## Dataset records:
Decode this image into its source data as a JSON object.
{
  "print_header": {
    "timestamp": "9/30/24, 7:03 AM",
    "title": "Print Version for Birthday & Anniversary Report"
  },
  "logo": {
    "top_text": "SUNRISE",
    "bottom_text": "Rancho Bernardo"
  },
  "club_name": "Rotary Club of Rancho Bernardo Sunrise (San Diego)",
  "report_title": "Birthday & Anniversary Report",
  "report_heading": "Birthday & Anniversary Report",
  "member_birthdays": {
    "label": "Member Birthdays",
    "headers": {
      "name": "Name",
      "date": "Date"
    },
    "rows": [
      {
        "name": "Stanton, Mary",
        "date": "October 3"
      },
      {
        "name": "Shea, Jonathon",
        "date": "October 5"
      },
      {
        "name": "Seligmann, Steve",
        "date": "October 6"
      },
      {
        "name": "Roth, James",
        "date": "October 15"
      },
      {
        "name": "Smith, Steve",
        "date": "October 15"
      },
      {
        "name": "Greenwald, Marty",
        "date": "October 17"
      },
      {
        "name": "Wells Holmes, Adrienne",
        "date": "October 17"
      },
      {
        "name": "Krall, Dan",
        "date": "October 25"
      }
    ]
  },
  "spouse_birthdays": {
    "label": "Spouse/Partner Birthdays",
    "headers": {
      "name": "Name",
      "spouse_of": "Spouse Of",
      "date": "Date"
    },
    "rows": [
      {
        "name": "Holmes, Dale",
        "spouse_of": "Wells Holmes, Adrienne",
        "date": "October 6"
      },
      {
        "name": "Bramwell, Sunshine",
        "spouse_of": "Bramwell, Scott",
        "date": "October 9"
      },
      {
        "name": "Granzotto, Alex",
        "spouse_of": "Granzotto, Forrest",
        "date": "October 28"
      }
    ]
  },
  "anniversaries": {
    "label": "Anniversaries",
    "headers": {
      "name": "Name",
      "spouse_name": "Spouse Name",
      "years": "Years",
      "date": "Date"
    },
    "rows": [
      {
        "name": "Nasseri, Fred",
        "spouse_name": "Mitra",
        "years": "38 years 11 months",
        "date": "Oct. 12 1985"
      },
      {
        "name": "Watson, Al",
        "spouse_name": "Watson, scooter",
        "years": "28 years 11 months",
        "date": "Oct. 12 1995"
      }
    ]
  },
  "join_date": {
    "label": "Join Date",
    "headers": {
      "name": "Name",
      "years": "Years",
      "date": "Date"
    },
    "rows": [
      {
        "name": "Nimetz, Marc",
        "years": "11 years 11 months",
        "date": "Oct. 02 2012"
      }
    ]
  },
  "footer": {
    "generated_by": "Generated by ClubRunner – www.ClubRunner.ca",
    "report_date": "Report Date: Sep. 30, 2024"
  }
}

## Your goal:
Return the full listing, character for character.

## Result of the exercise:
Decode this image into its source data as a JSON object.
{
  "print_header": {
    "timestamp": "9/30/24, 7:03 AM",
    "title": "Print Version for Birthday & Anniversary Report"
  },
  "logo": {
    "top_text": "SUNRISE",
    "bottom_text": "Rancho Bernardo"
  },
  "club_name": "Rotary Club of Rancho Bernardo Sunrise (San Diego)",
  "report_title": "Birthday & Anniversary Report",
  "report_heading": "Birthday & Anniversary Report",
  "member_birthdays": {
    "label": "Member Birthdays",
    "headers": {
      "name": "Name",
      "date": "Date"
    },
    "rows": [
      {
        "name": "Stanton, Mary",
        "date": "October 3"
      },
      {
        "name": "Shea, Jonathon",
        "date": "October 5"
      },
      {
        "name": "Seligmann, Steve",
        "date": "October 6"
      },
      {
        "name": "Roth, James",
        "date": "October 15"
      },
      {
        "name": "Smith, Steve",
        "date": "October 15"
      },
      {
        "name": "Greenwald, Marty",
        "date": "October 17"
      },
      {
        "name": "Wells Holmes, Adrienne",
        "date": "October 17"
      },
      {
        "name": "Krall, Dan",
        "date": "October 25"
      }
    ]
  },
  "spouse_birthdays": {
    "label": "Spouse/Partner Birthdays",
    "headers": {
      "name": "Name",
      "spouse_of": "Spouse Of",
      "date": "Date"
    },
    "rows": [
      {
        "name": "Holmes, Dale",
        "spouse_of": "Wells Holmes, Adrienne",
        "date": "October 6"
      },
      {
        "name": "Bramwell, Sunshine",
        "spouse_of": "Bramwell, Scott",
        "date": "October 9"
      },
      {
        "name": "Granzotto, Alex",
        "spouse_of": "Granzotto, Forrest",
        "date": "October 28"
      }
    ]
  },
  "anniversaries": {
    "label": "Anniversaries",
    "headers": {
      "name": "Name",
      "spouse_name": "Spouse Name",
      "years": "Years",
      "date": "Date"
    },
    "rows": [
      {
        "name": "Nasseri, Fred",
        "spouse_name": "Mitra",
        "years": "38 years 11 months",
        "date": "Oct. 12 1985"
      },
      {
        "name": "Watson, Al",
        "spouse_name": "Watson, scooter",
        "years": "28 years 11 months",
        "date": "Oct. 12 1995"
      }
    ]
  },
  "join_date": {
    "label": "Join Date",
    "headers": {
      "name": "Name",
      "years": "Years",
      "date": "Date"
    },
    "rows": [
      {
        "name": "Nimetz, Marc",
        "years": "11 years 11 months",
        "date": "Oct. 02 2012"
      }
    ]
  },
  "footer": {
    "generated_by": "Generated by ClubRunner – www.ClubRunner.ca",
    "report_date": "Report Date: Sep. 30, 2024"
  }
}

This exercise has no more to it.